Data records -
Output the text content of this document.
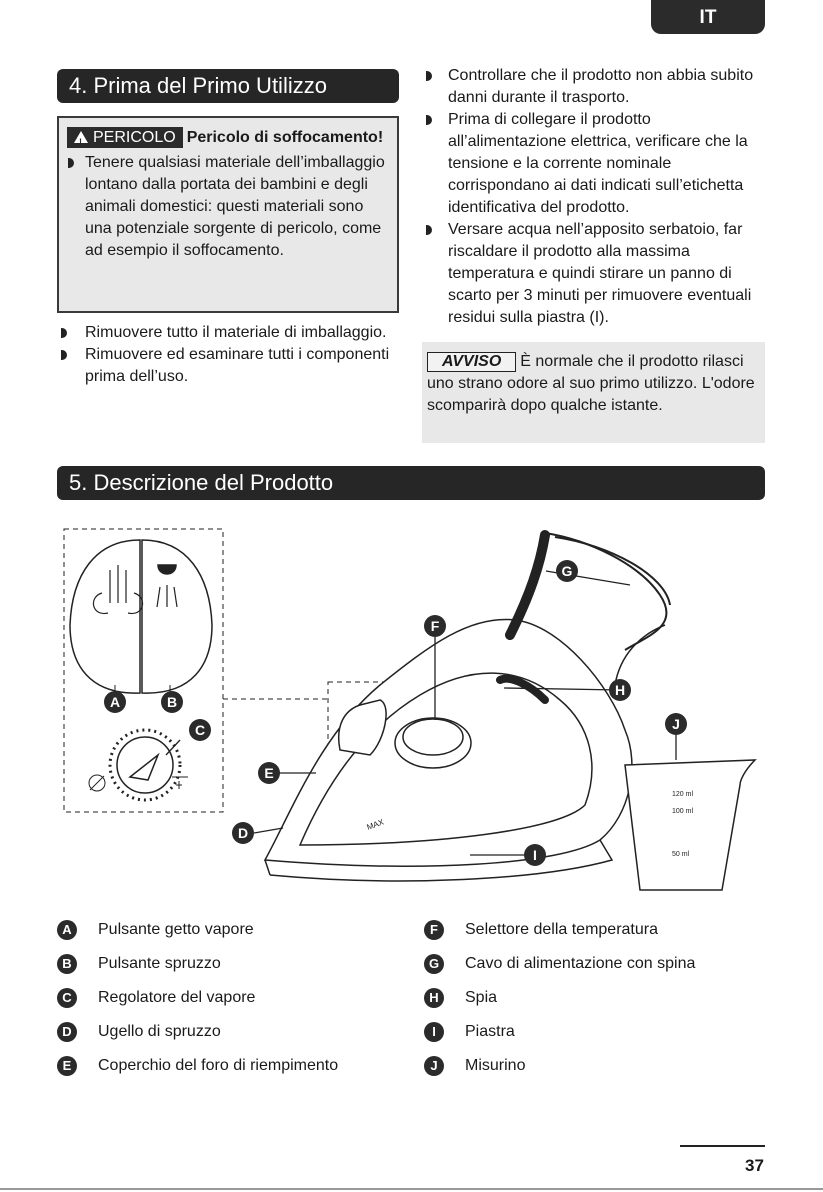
IT
4. Prima del Primo Utilizzo
!PERICOLO Pericolo di soffocamento!
Tenere qualsiasi materiale dell’imballaggio lontano dalla portata dei bambini e degli animali domestici: questi materiali sono una potenziale sorgente di pericolo, come ad esempio il soffocamento.
Rimuovere tutto il materiale di imballaggio.
Rimuovere ed esaminare tutti i componenti prima dell’uso.
Controllare che il prodotto non abbia subito danni durante il trasporto.
Prima di collegare il prodotto all’alimentazione elettrica, verificare che la tensione e la corrente nominale corrispondano ai dati indicati sull’etichetta identificativa del prodotto.
Versare acqua nell’apposito serbatoio, far riscaldare il prodotto alla massima temperatura e quindi stirare un panno di scarto per 3 minuti per rimuovere eventuali residui sulla piastra (I).
AVVISO È normale che il prodotto rilasci uno strano odore al suo primo utilizzo. L'odore scomparirà dopo qualche istante.
5. Descrizione del Prodotto
MAX
120 ml
100 ml
50 ml
A	B
C
D
E
F
G
H
I
J
A	Pulsante getto vapore
B	Pulsante spruzzo
C	Regolatore del vapore
D	Ugello di spruzzo
E	Coperchio del foro di riempimento
F	Selettore della temperatura
G	Cavo di alimentazione con spina
H	Spia
I	Piastra
J	Misurino
37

Written task - Please write out all the data again word for word, but not the pictures.

Response to the task -
Output the text content of this document.
IT
4. Prima del Primo Utilizzo
!PERICOLO Pericolo di soffocamento!
Tenere qualsiasi materiale dell’imballaggio lontano dalla portata dei bambini e degli animali domestici: questi materiali sono una potenziale sorgente di pericolo, come ad esempio il soffocamento.
Rimuovere tutto il materiale di imballaggio.
Rimuovere ed esaminare tutti i componenti prima dell’uso.
Controllare che il prodotto non abbia subito danni durante il trasporto.
Prima di collegare il prodotto all’alimentazione elettrica, verificare che la tensione e la corrente nominale corrispondano ai dati indicati sull’etichetta identificativa del prodotto.
Versare acqua nell’apposito serbatoio, far riscaldare il prodotto alla massima temperatura e quindi stirare un panno di scarto per 3 minuti per rimuovere eventuali residui sulla piastra (I).
AVVISO È normale che il prodotto rilasci uno strano odore al suo primo utilizzo. L'odore scomparirà dopo qualche istante.
5. Descrizione del Prodotto
MAX
120 ml
100 ml
50 ml
A	B
C
D
E
F
G
H
I
J
A	Pulsante getto vapore
B	Pulsante spruzzo
C	Regolatore del vapore
D	Ugello di spruzzo
E	Coperchio del foro di riempimento
F	Selettore della temperatura
G	Cavo di alimentazione con spina
H	Spia
I	Piastra
J	Misurino
37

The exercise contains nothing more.